## 选段原文
————————

引言
前面我们介绍了Mongoose所有的几个主要的数据结构mg_context、mg_connection、mg_request_info,还有Mongoose的生命主线。有了这些基础就可以来看看Mongoose的核心处理工作是怎样的。如果你还没有阅读前面的文章,你可以通过下面的隧道直通:
- Mongoose源码剖析:外篇之web服务器
- Mongoose源码剖析:Introduction and Installation
- Mongoose源码剖析:数据结构篇
- Mongoose源码剖析:mongoose的工作模型
本文从下面几个方面去介绍Mongoose的核心处理模块,连接建立之后的:
- 请求解析
- 请求验证
- 请求满足
1、连接的建立
Mongoose的主线程master_thread在接受一个新的client连接请求时,会将client的socket地址放入一个queue(调用put_socket()方法);而当worker_thread线程处理client的请求时,是通过get_socket()方法从queue取出client的socket地址,然后与它建立连接。
建立连接就用到了数据结构mg_connection,该结构保存了client的连接信息。该结构体中有两个非常重要的成员:mg_request_info用于保存client的请求信息、mg_context用于保存该client请求的mongoose上下文。建立连接的代码片段如下:
while (get_socket(ctx, &conn.client) == TRUE) { conn.birth_time = time(NULL); conn.ctx = ctx; if (conn.client.is_ssl && (conn.ssl = SSL_new(conn.ctx->ssl_ctx)) == NULL) { cry(&conn, "%s: SSL_new: %d", __func__, ERRNO); } else if (conn.client.is_ssl && SSL_set_fd(conn.ssl, conn.client.sock) != 1) { cry(&conn, "%s: SSL_set_fd: %d", __func__, ERRNO); } else if (conn.client.is_ssl && SSL_accept(conn.ssl) != 1) { cry(&conn, "%s: SSL handshake error", __func__); } else { process_new_connection(&conn); } close_connection(&conn); }
其中以SSL_开头的函数都是加载自SSL的库,加载库调用了如下接口:static bool_t set_ssl_option(struct mg_context *ctx, const char *pem),有兴趣的话你可以追踪下去。

————————

## 所供资料
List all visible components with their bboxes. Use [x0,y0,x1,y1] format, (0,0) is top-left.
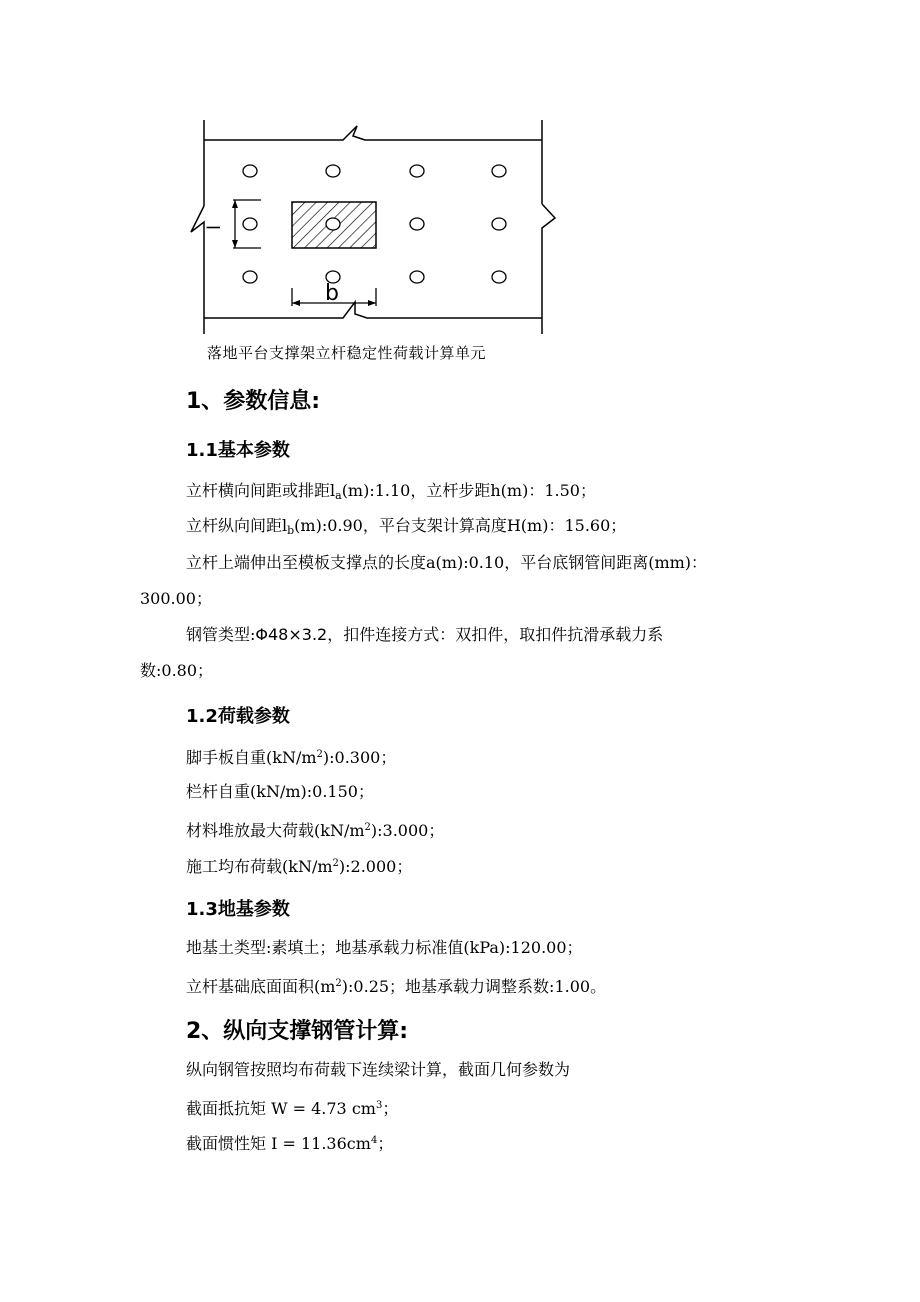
basic-param-line-1: 立杆横向间距或排距$l_a(m):1.10$，立杆步距h(m)：1.50； [186,481,596,502]
dimension-label-l: l [204,224,225,230]
pole-circle [492,271,506,283]
subsection-load-params-title: 1.2荷载参数 [186,706,290,727]
pole-circle [410,218,424,230]
support-frame-diagram [185,118,565,378]
section1-title: 1、参数信息: [186,389,321,414]
load-param-line-4: 施工均布荷载$(kN/m^2):2.000$； [186,857,413,876]
pole-circle [326,165,340,177]
figure-caption: 落地平台支撑架立杆稳定性荷载计算单元 [207,344,487,362]
basic-param-line-4-cont: 数:0.80； [140,661,214,680]
basic-param-line-2: 立杆纵向间距$l_b(m):0.90$，平台支架计算高度H(m)：15.60； [186,516,627,537]
load-param-line-1: 脚手板自重$(kN/m^2):0.300$； [186,748,397,767]
section2-line-1: 纵向钢管按照均布荷载下连续梁计算，截面几何参数为 [186,1060,571,1079]
pole-circle [243,271,257,283]
subsection-foundation-params-title: 1.3地基参数 [186,899,290,920]
foundation-param-line-1: 地基土类型:素填土；地基承载力标准值(kPa):120.00； [186,938,583,957]
pole-circle [243,165,257,177]
diagram-svg [185,118,565,348]
basic-param-line-4: 钢管类型:Φ48×3.2，扣件连接方式：双扣件，取扣件抗滑承载力系 [186,625,664,644]
load-param-line-2: 栏杆自重(kN/m):0.150； [186,782,374,801]
pole-circle [410,165,424,177]
section2-line-2: 截面抵抗矩 W = 4.73 $cm^3$； [186,1099,399,1118]
load-param-line-3: 材料堆放最大荷载$(kN/m^2):3.000$； [186,821,445,840]
pole-circle [243,218,257,230]
basic-param-line-3-cont: 300.00； [140,589,212,608]
pole-circle [492,165,506,177]
pole-circle [410,271,424,283]
dimension-label-b: b [325,281,339,306]
section2-title: 2、纵向支撑钢管计算: [186,1019,409,1044]
section2-line-3: 截面惯性矩 $I = 11.36cm^4$； [186,1134,394,1153]
pole-circle [492,218,506,230]
pole-circle [326,218,340,230]
basic-param-line-3: 立杆上端伸出至模板支撑点的长度a(m):0.10，平台底钢管间距离(mm)： [186,553,708,572]
subsection-basic-params-title: 1.1基本参数 [186,440,290,461]
foundation-param-line-2: 立杆基础底面面积$(m^2):0.25$；地基承载力调整系数:1.00。 [186,977,607,996]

————————

## 任务说明
(1) 请列出选段代码片段中调用的全部以SSL_开头的函数。
(2) 根据选段,主线程master_thread接受新的client连接请求时,通过调用哪个方法将client的socket地址放入queue?
完成任务无需参考这些记录。

## 逐项答案
(1) SSL_new、SSL_set_fd、SSL_accept

(2) put_socket()方法。